**TASK GOAL:** Retype the material that follows, keeping every word as it is.

BEGIN

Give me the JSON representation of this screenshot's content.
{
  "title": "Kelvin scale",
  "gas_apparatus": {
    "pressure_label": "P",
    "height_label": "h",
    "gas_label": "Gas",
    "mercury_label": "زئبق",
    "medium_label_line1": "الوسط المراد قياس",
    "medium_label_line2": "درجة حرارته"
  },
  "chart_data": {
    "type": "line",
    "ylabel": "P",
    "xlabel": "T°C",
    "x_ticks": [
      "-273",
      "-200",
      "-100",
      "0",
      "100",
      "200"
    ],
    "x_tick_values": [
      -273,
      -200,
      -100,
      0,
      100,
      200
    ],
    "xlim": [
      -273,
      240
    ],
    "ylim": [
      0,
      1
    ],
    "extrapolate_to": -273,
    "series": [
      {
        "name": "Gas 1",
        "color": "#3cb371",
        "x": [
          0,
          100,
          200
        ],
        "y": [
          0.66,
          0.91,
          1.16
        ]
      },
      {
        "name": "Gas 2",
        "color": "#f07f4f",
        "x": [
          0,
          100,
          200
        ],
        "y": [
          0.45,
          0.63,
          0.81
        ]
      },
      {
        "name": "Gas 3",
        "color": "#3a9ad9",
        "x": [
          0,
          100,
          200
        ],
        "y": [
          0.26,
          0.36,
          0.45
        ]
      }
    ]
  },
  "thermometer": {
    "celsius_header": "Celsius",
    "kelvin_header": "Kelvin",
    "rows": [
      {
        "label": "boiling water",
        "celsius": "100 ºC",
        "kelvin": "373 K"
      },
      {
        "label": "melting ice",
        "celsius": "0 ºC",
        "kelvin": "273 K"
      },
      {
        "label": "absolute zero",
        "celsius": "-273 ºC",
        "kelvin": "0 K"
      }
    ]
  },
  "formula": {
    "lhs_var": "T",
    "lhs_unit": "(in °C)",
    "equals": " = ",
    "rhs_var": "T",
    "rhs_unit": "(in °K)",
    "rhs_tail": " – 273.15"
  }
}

END

**RESPONSE FOR THIS EXERCISE:**
Give me the JSON representation of this screenshot's content.
{
  "title": "Kelvin scale",
  "gas_apparatus": {
    "pressure_label": "P",
    "height_label": "h",
    "gas_label": "Gas",
    "mercury_label": "زئبق",
    "medium_label_line1": "الوسط المراد قياس",
    "medium_label_line2": "درجة حرارته"
  },
  "chart_data": {
    "type": "line",
    "ylabel": "P",
    "xlabel": "T°C",
    "x_ticks": [
      "-273",
      "-200",
      "-100",
      "0",
      "100",
      "200"
    ],
    "x_tick_values": [
      -273,
      -200,
      -100,
      0,
      100,
      200
    ],
    "xlim": [
      -273,
      240
    ],
    "ylim": [
      0,
      1
    ],
    "extrapolate_to": -273,
    "series": [
      {
        "name": "Gas 1",
        "color": "#3cb371",
        "x": [
          0,
          100,
          200
        ],
        "y": [
          0.66,
          0.91,
          1.16
        ]
      },
      {
        "name": "Gas 2",
        "color": "#f07f4f",
        "x": [
          0,
          100,
          200
        ],
        "y": [
          0.45,
          0.63,
          0.81
        ]
      },
      {
        "name": "Gas 3",
        "color": "#3a9ad9",
        "x": [
          0,
          100,
          200
        ],
        "y": [
          0.26,
          0.36,
          0.45
        ]
      }
    ]
  },
  "thermometer": {
    "celsius_header": "Celsius",
    "kelvin_header": "Kelvin",
    "rows": [
      {
        "label": "boiling water",
        "celsius": "100 ºC",
        "kelvin": "373 K"
      },
      {
        "label": "melting ice",
        "celsius": "0 ºC",
        "kelvin": "273 K"
      },
      {
        "label": "absolute zero",
        "celsius": "-273 ºC",
        "kelvin": "0 K"
      }
    ]
  },
  "formula": {
    "lhs_var": "T",
    "lhs_unit": "(in °C)",
    "equals": " = ",
    "rhs_var": "T",
    "rhs_unit": "(in °K)",
    "rhs_tail": " – 273.15"
  }
}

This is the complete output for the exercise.